Provided material »
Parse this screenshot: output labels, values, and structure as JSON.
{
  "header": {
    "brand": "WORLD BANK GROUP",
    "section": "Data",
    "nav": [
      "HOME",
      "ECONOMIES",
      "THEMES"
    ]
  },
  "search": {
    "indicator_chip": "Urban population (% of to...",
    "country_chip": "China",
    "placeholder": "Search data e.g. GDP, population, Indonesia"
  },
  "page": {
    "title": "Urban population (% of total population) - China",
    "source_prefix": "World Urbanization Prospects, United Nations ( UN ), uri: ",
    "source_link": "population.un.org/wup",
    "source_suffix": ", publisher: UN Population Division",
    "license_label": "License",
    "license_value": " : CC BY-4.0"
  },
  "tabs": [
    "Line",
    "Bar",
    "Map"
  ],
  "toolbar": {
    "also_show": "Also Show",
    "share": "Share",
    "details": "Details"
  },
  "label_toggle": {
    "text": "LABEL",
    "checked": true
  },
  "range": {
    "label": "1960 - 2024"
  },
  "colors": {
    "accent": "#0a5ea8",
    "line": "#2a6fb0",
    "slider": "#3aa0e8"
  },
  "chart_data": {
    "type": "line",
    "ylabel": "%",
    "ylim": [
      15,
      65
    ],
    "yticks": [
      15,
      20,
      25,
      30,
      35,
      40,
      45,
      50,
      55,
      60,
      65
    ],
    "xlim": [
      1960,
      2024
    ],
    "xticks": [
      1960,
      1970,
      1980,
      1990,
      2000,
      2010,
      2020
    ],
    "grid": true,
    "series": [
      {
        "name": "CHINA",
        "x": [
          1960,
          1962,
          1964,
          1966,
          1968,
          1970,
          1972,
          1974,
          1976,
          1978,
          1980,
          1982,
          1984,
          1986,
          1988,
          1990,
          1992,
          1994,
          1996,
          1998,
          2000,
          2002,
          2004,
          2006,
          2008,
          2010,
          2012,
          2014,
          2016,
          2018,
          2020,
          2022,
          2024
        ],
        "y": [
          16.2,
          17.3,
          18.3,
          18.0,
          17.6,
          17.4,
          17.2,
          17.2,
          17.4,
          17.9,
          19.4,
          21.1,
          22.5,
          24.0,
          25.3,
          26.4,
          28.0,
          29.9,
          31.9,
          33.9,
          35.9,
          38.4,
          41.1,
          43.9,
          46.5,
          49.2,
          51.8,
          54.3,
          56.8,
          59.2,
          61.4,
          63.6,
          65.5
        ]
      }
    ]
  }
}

What is required »
Without leaving anything out, quote all the data.

Reply to the exercise »
Parse this screenshot: output labels, values, and structure as JSON.
{
  "header": {
    "brand": "WORLD BANK GROUP",
    "section": "Data",
    "nav": [
      "HOME",
      "ECONOMIES",
      "THEMES"
    ]
  },
  "search": {
    "indicator_chip": "Urban population (% of to...",
    "country_chip": "China",
    "placeholder": "Search data e.g. GDP, population, Indonesia"
  },
  "page": {
    "title": "Urban population (% of total population) - China",
    "source_prefix": "World Urbanization Prospects, United Nations ( UN ), uri: ",
    "source_link": "population.un.org/wup",
    "source_suffix": ", publisher: UN Population Division",
    "license_label": "License",
    "license_value": " : CC BY-4.0"
  },
  "tabs": [
    "Line",
    "Bar",
    "Map"
  ],
  "toolbar": {
    "also_show": "Also Show",
    "share": "Share",
    "details": "Details"
  },
  "label_toggle": {
    "text": "LABEL",
    "checked": true
  },
  "range": {
    "label": "1960 - 2024"
  },
  "colors": {
    "accent": "#0a5ea8",
    "line": "#2a6fb0",
    "slider": "#3aa0e8"
  },
  "chart_data": {
    "type": "line",
    "ylabel": "%",
    "ylim": [
      15,
      65
    ],
    "yticks": [
      15,
      20,
      25,
      30,
      35,
      40,
      45,
      50,
      55,
      60,
      65
    ],
    "xlim": [
      1960,
      2024
    ],
    "xticks": [
      1960,
      1970,
      1980,
      1990,
      2000,
      2010,
      2020
    ],
    "grid": true,
    "series": [
      {
        "name": "CHINA",
        "x": [
          1960,
          1962,
          1964,
          1966,
          1968,
          1970,
          1972,
          1974,
          1976,
          1978,
          1980,
          1982,
          1984,
          1986,
          1988,
          1990,
          1992,
          1994,
          1996,
          1998,
          2000,
          2002,
          2004,
          2006,
          2008,
          2010,
          2012,
          2014,
          2016,
          2018,
          2020,
          2022,
          2024
        ],
        "y": [
          16.2,
          17.3,
          18.3,
          18.0,
          17.6,
          17.4,
          17.2,
          17.2,
          17.4,
          17.9,
          19.4,
          21.1,
          22.5,
          24.0,
          25.3,
          26.4,
          28.0,
          29.9,
          31.9,
          33.9,
          35.9,
          38.4,
          41.1,
          43.9,
          46.5,
          49.2,
          51.8,
          54.3,
          56.8,
          59.2,
          61.4,
          63.6,
          65.5
        ]
      }
    ]
  }
}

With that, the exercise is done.